(WHAT IS REQUIRED) Quote all of the data exactly as given. Skip every picture it contains.

(MATERIAL SUPPLIED)
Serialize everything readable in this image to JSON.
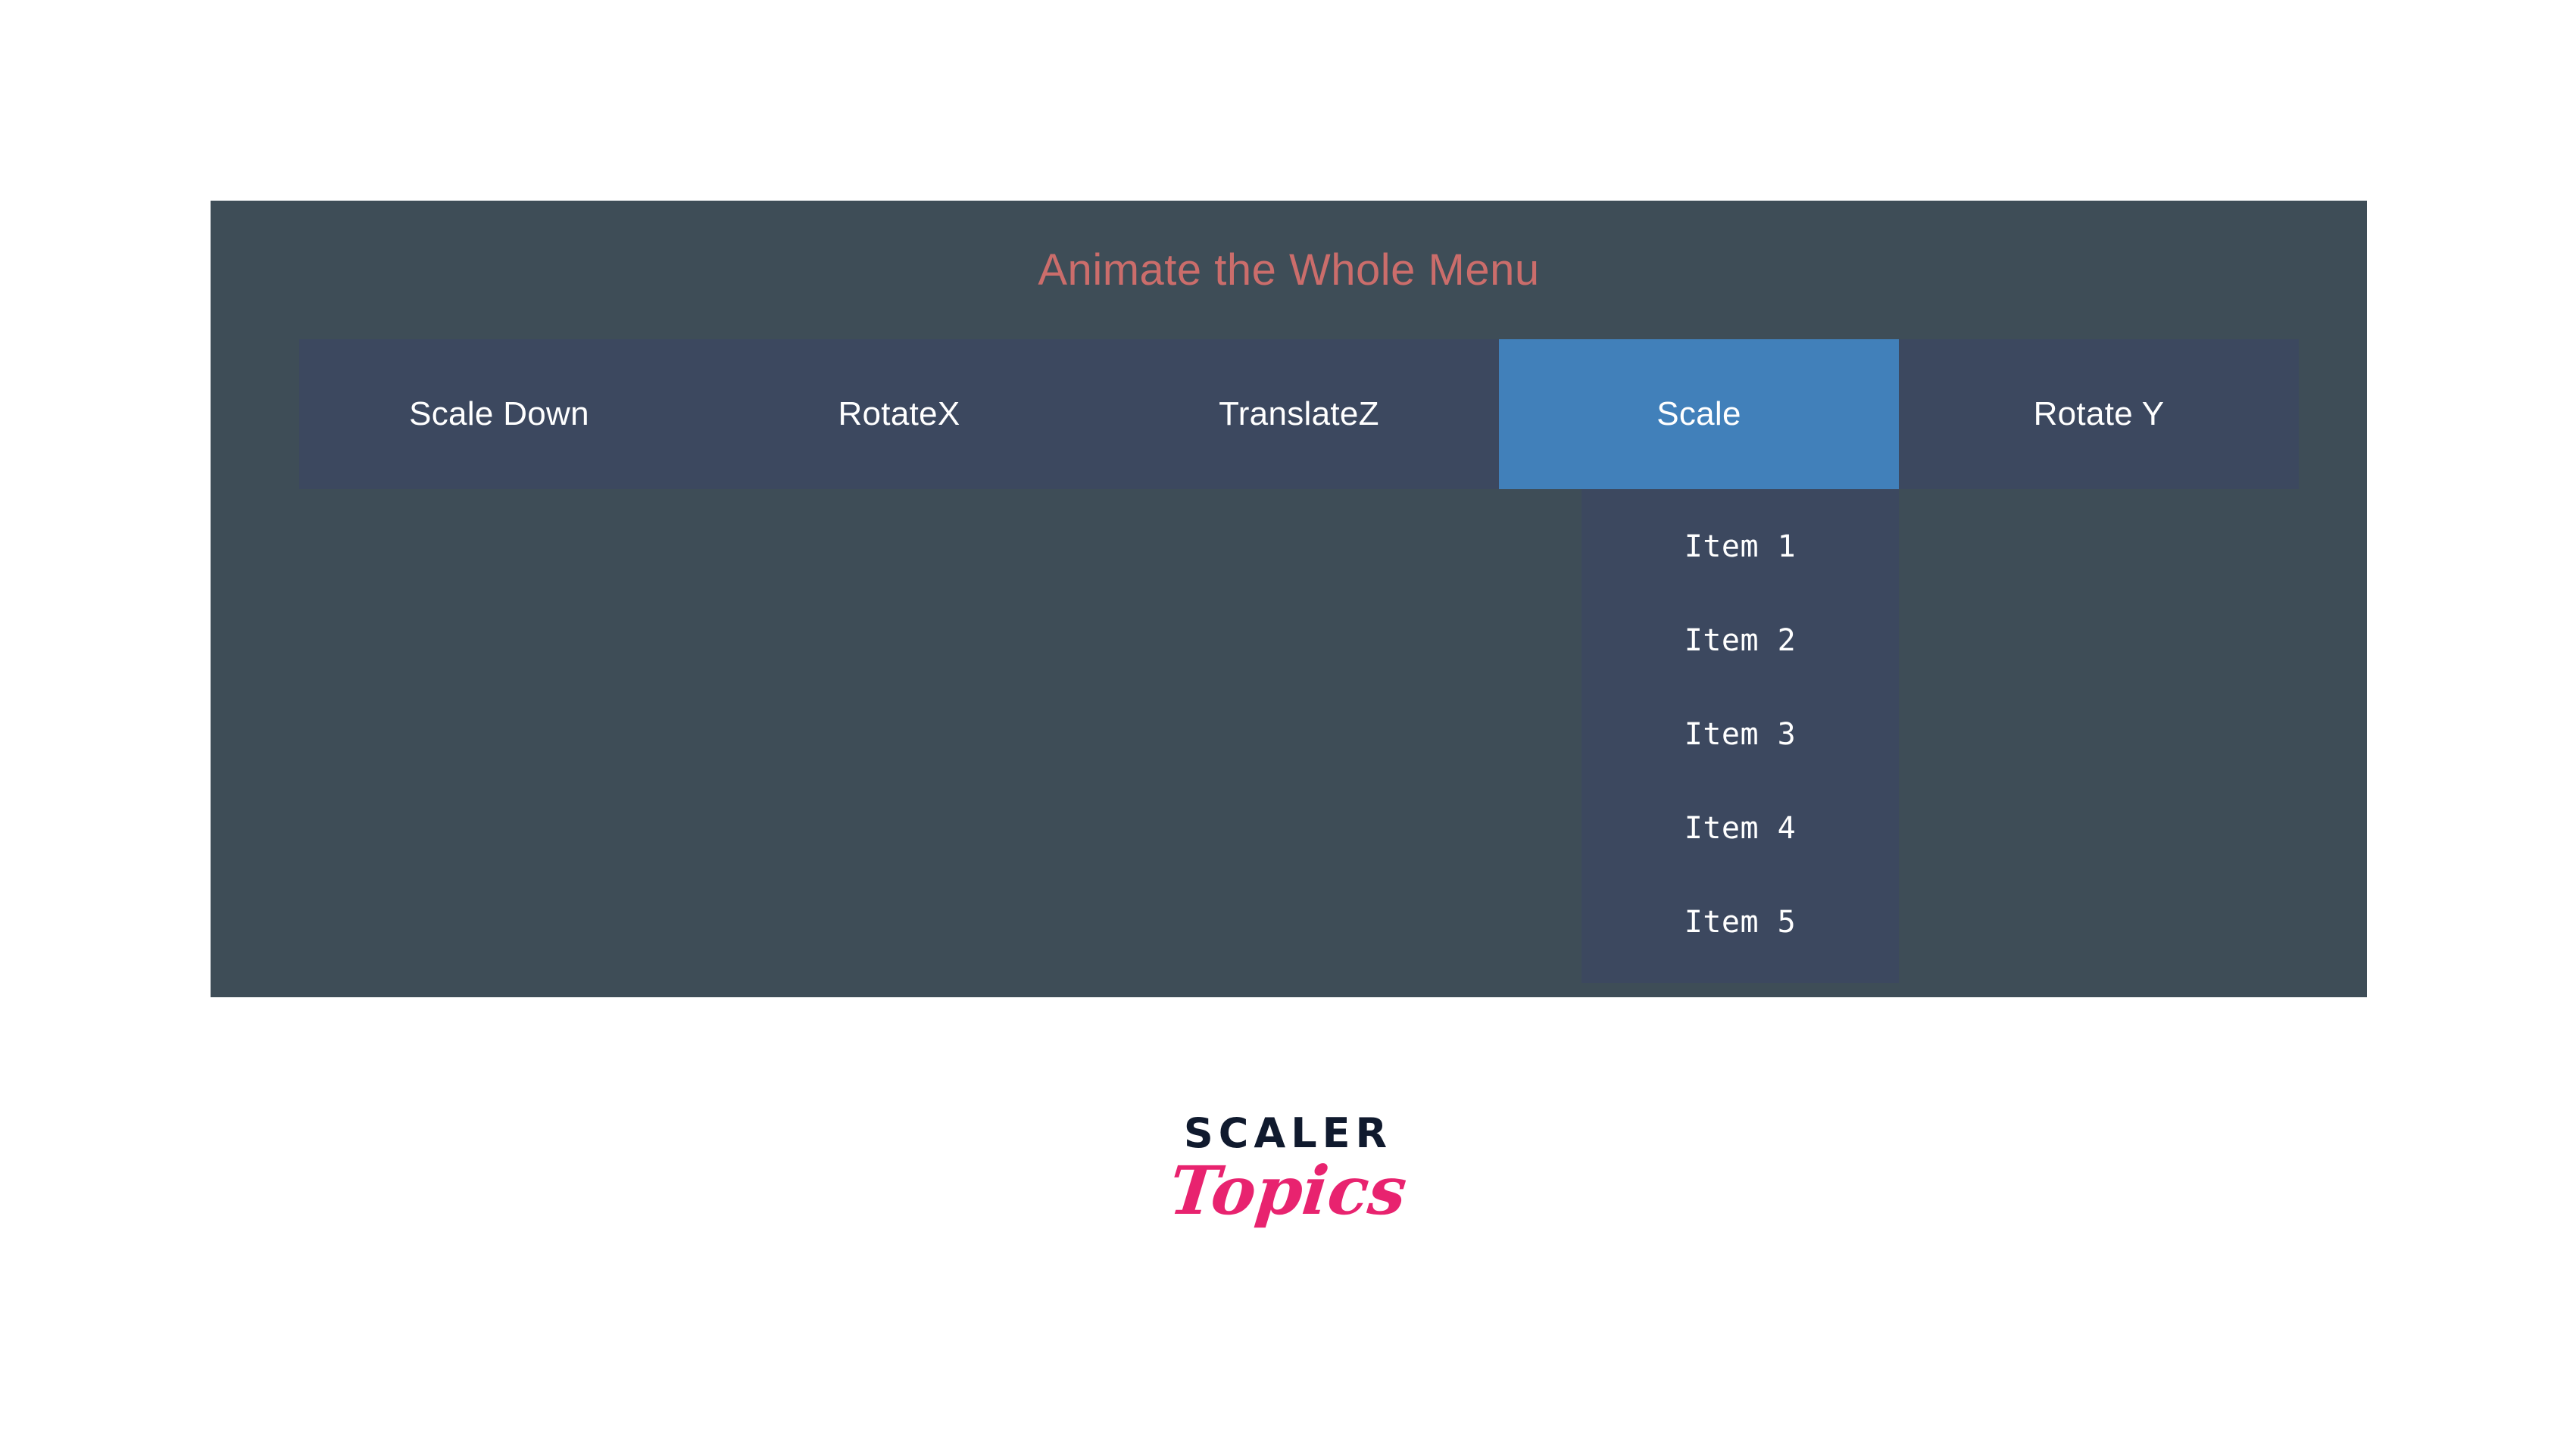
{
  "stage": {
    "title": "Animate the Whole Menu",
    "background_color": "#3e4d57",
    "title_color": "#cb6d6b"
  },
  "menu": {
    "background_color": "#3c485f",
    "active_color": "#4180ba",
    "text_color": "#ffffff",
    "tabs": [
      {
        "label": "Scale Down",
        "active": false
      },
      {
        "label": "RotateX",
        "active": false
      },
      {
        "label": "TranslateZ",
        "active": false
      },
      {
        "label": "Scale",
        "active": true
      },
      {
        "label": "Rotate Y",
        "active": false
      }
    ]
  },
  "dropdown": {
    "owner_tab": "Scale",
    "background_color": "#3c485f",
    "items": [
      {
        "label": "Item 1"
      },
      {
        "label": "Item 2"
      },
      {
        "label": "Item 3"
      },
      {
        "label": "Item 4"
      },
      {
        "label": "Item 5"
      }
    ]
  },
  "brand": {
    "primary": "SCALER",
    "secondary": "Topics",
    "primary_color": "#101a2e",
    "secondary_color": "#e8236f"
  }
}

(ANSWER IN FULL)
Serialize everything readable in this image to JSON.
{
  "stage": {
    "title": "Animate the Whole Menu",
    "background_color": "#3e4d57",
    "title_color": "#cb6d6b"
  },
  "menu": {
    "background_color": "#3c485f",
    "active_color": "#4180ba",
    "text_color": "#ffffff",
    "tabs": [
      {
        "label": "Scale Down",
        "active": false
      },
      {
        "label": "RotateX",
        "active": false
      },
      {
        "label": "TranslateZ",
        "active": false
      },
      {
        "label": "Scale",
        "active": true
      },
      {
        "label": "Rotate Y",
        "active": false
      }
    ]
  },
  "dropdown": {
    "owner_tab": "Scale",
    "background_color": "#3c485f",
    "items": [
      {
        "label": "Item 1"
      },
      {
        "label": "Item 2"
      },
      {
        "label": "Item 3"
      },
      {
        "label": "Item 4"
      },
      {
        "label": "Item 5"
      }
    ]
  },
  "brand": {
    "primary": "SCALER",
    "secondary": "Topics",
    "primary_color": "#101a2e",
    "secondary_color": "#e8236f"
  }
}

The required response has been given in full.